Directive. Locate the lines where "项中的两个" occurs and copy them as they stand.

[Dataset rows]
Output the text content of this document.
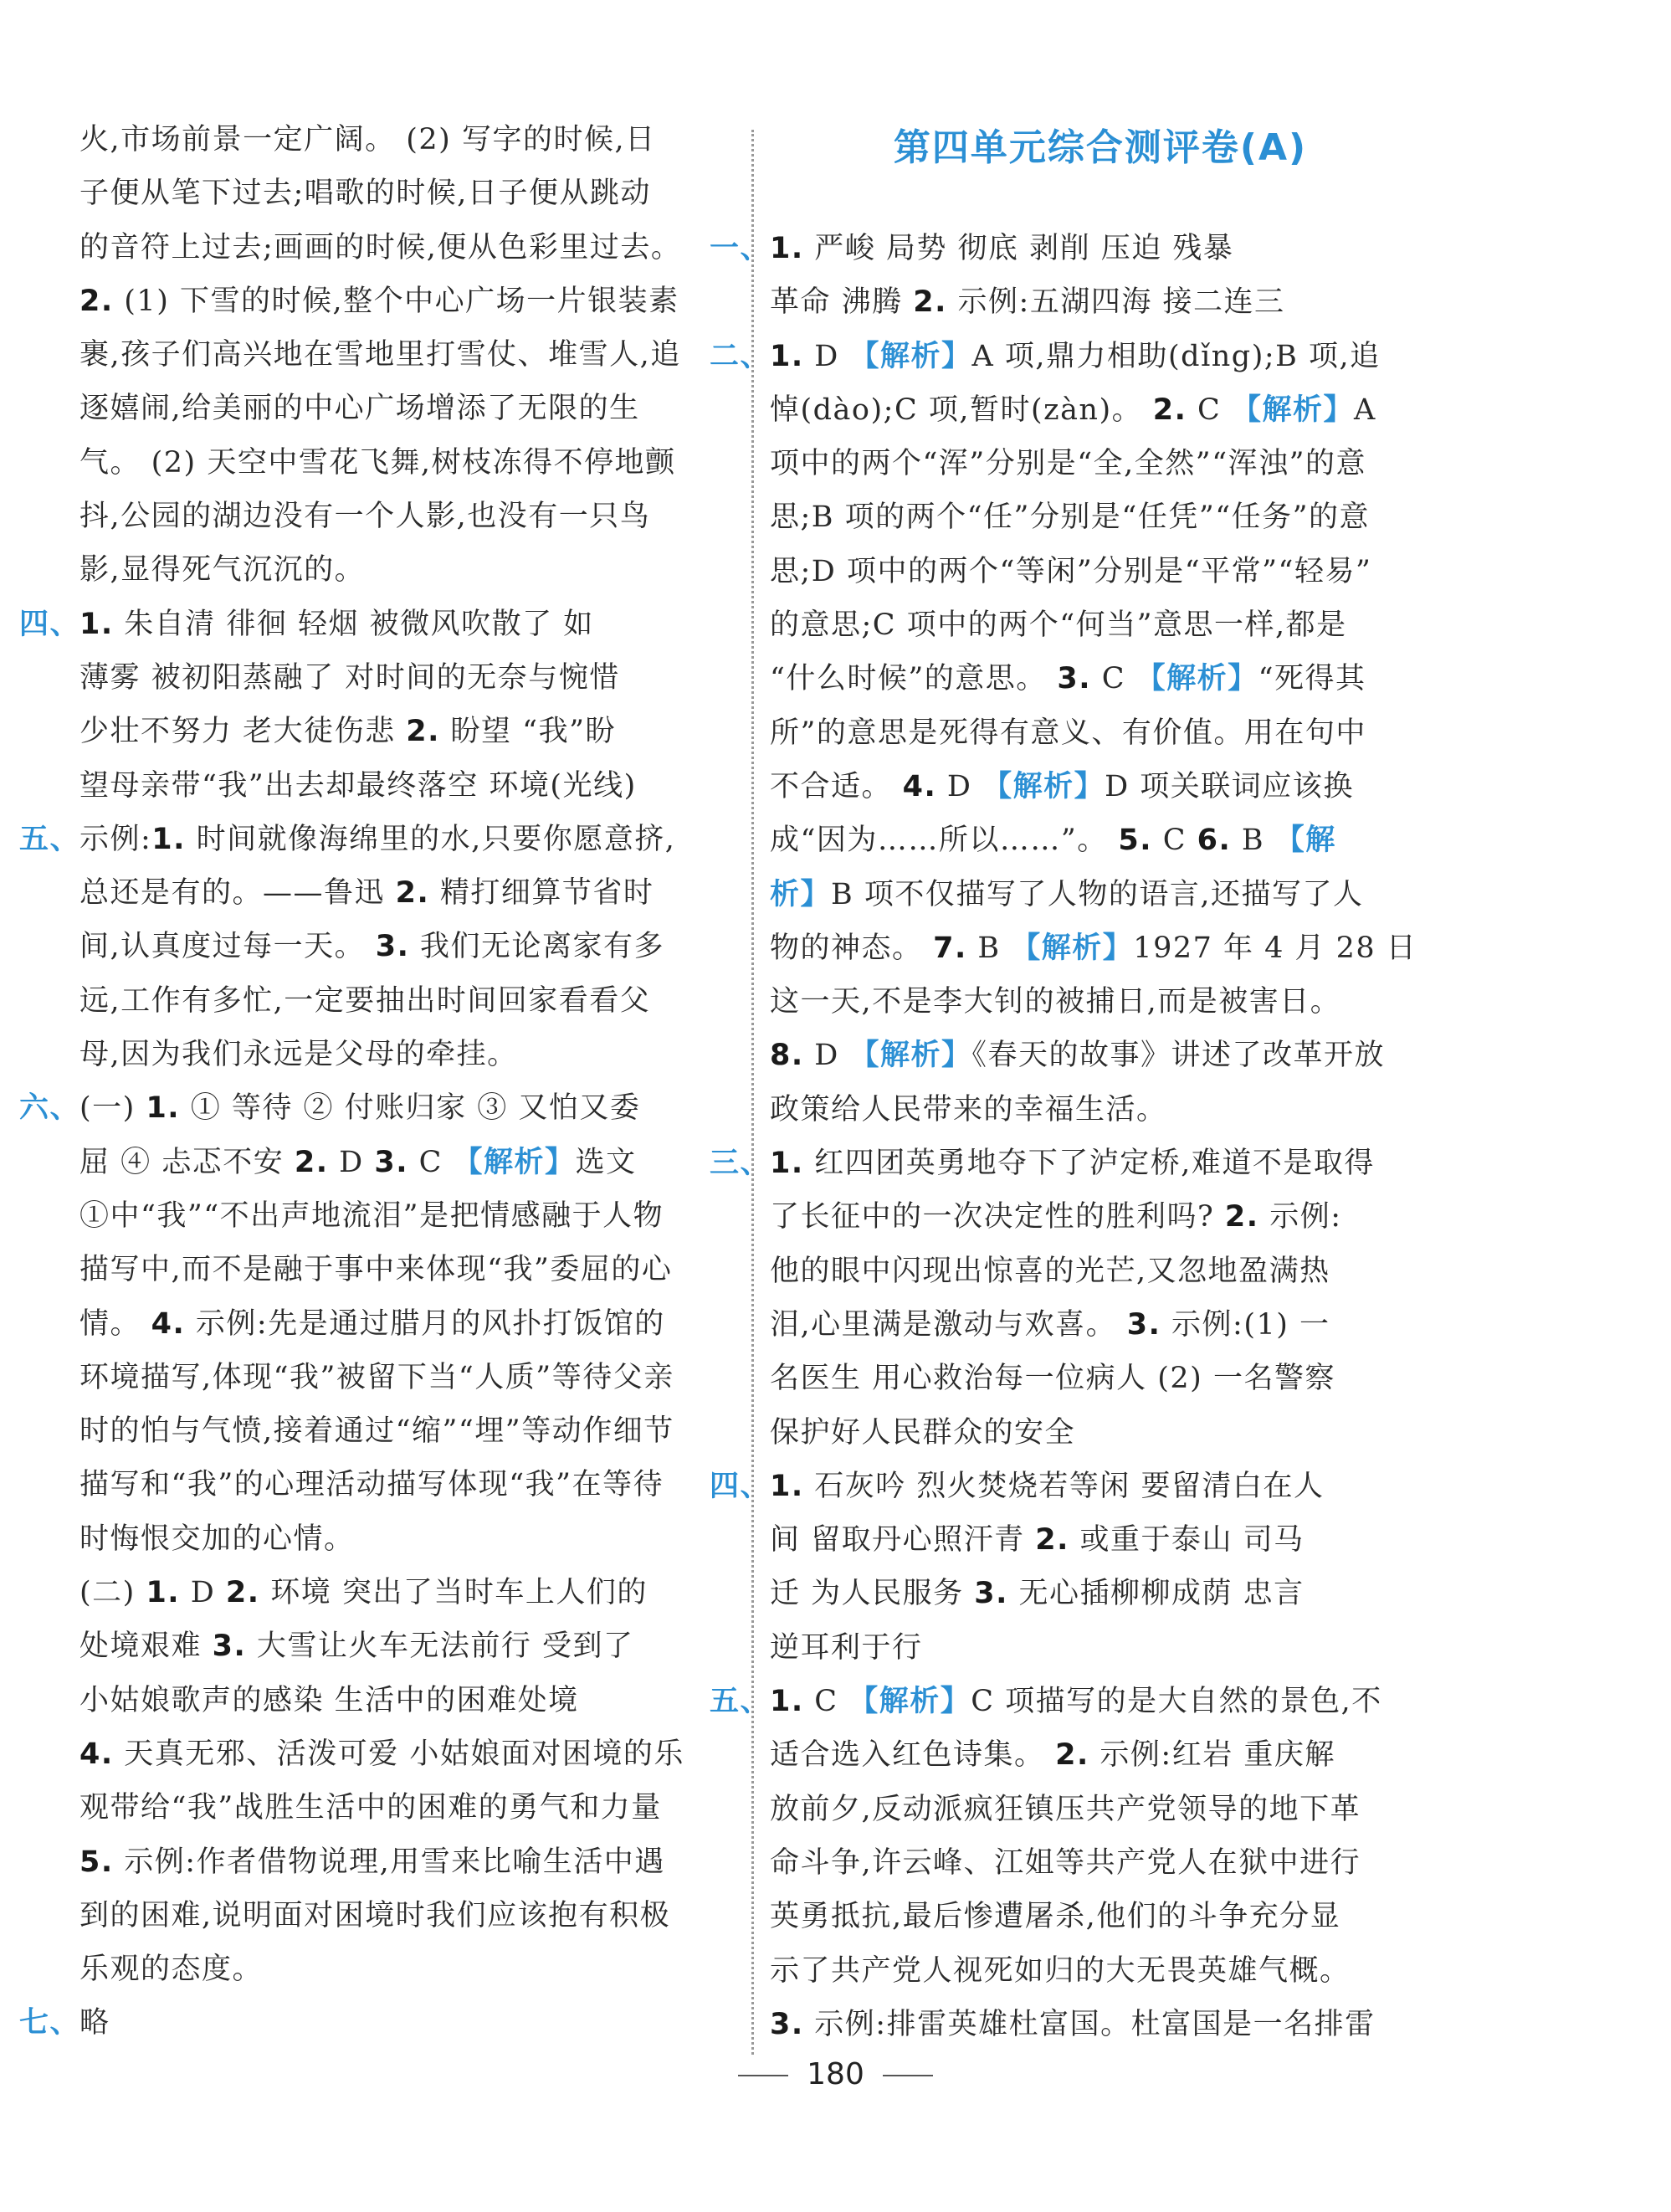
第四单元综合测评卷(A)
火,市场前景一定广阔。 (2) 写字的时候,日
子便从笔下过去;唱歌的时候,日子便从跳动
的音符上过去;画画的时候,便从色彩里过去。
2. (1) 下雪的时候,整个中心广场一片银装素
裹,孩子们高兴地在雪地里打雪仗、堆雪人,追
逐嬉闹,给美丽的中心广场增添了无限的生
气。 (2) 天空中雪花飞舞,树枝冻得不停地颤
抖,公园的湖边没有一个人影,也没有一只鸟
影,显得死气沉沉的。
四、
1. 朱自清 徘徊 轻烟 被微风吹散了 如
薄雾 被初阳蒸融了 对时间的无奈与惋惜
少壮不努力 老大徒伤悲 2. 盼望 “我”盼
望母亲带“我”出去却最终落空 环境(光线)
五、
示例:1. 时间就像海绵里的水,只要你愿意挤,
总还是有的。——鲁迅 2. 精打细算节省时
间,认真度过每一天。 3. 我们无论离家有多
远,工作有多忙,一定要抽出时间回家看看父
母,因为我们永远是父母的牵挂。
六、
(一) 1. ① 等待 ② 付账归家 ③ 又怕又委
屈 ④ 忐忑不安 2. D 3. C 【解析】选文
①中“我”“不出声地流泪”是把情感融于人物
描写中,而不是融于事中来体现“我”委屈的心
情。 4. 示例:先是通过腊月的风扑打饭馆的
环境描写,体现“我”被留下当“人质”等待父亲
时的怕与气愤,接着通过“缩”“埋”等动作细节
描写和“我”的心理活动描写体现“我”在等待
时悔恨交加的心情。
(二) 1. D 2. 环境 突出了当时车上人们的
处境艰难 3. 大雪让火车无法前行 受到了
小姑娘歌声的感染 生活中的困难处境
4. 天真无邪、活泼可爱 小姑娘面对困境的乐
观带给“我”战胜生活中的困难的勇气和力量
5. 示例:作者借物说理,用雪来比喻生活中遇
到的困难,说明面对困境时我们应该抱有积极
乐观的态度。
七、
略
一、
1. 严峻 局势 彻底 剥削 压迫 残暴
革命 沸腾 2. 示例:五湖四海 接二连三
二、
1. D 【解析】A 项,鼎力相助(dǐng);B 项,追
悼(dào);C 项,暂时(zàn)。 2. C 【解析】A
项中的两个“浑”分别是“全,全然”“浑浊”的意
思;B 项的两个“任”分别是“任凭”“任务”的意
思;D 项中的两个“等闲”分别是“平常”“轻易”
的意思;C 项中的两个“何当”意思一样,都是
“什么时候”的意思。 3. C 【解析】“死得其
所”的意思是死得有意义、有价值。用在句中
不合适。 4. D 【解析】D 项关联词应该换
成“因为……所以……”。 5. C 6. B 【解
析】B 项不仅描写了人物的语言,还描写了人
物的神态。 7. B 【解析】1927 年 4 月 28 日
这一天,不是李大钊的被捕日,而是被害日。
8. D 【解析】《春天的故事》讲述了改革开放
政策给人民带来的幸福生活。
三、
1. 红四团英勇地夺下了泸定桥,难道不是取得
了长征中的一次决定性的胜利吗? 2. 示例:
他的眼中闪现出惊喜的光芒,又忽地盈满热
泪,心里满是激动与欢喜。 3. 示例:(1) 一
名医生 用心救治每一位病人 (2) 一名警察
保护好人民群众的安全
四、
1. 石灰吟 烈火焚烧若等闲 要留清白在人
间 留取丹心照汗青 2. 或重于泰山 司马
迁 为人民服务 3. 无心插柳柳成荫 忠言
逆耳利于行
五、
1. C 【解析】C 项描写的是大自然的景色,不
适合选入红色诗集。 2. 示例:红岩 重庆解
放前夕,反动派疯狂镇压共产党领导的地下革
命斗争,许云峰、江姐等共产党人在狱中进行
英勇抵抗,最后惨遭屠杀,他们的斗争充分显
示了共产党人视死如归的大无畏英雄气概。
3. 示例:排雷英雄杜富国。杜富国是一名排雷
180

Solution to this exercise.
项中的两个“浑”分别是“全,全然”“浑浊”的意
思;D 项中的两个“等闲”分别是“平常”“轻易”
的意思;C 项中的两个“何当”意思一样,都是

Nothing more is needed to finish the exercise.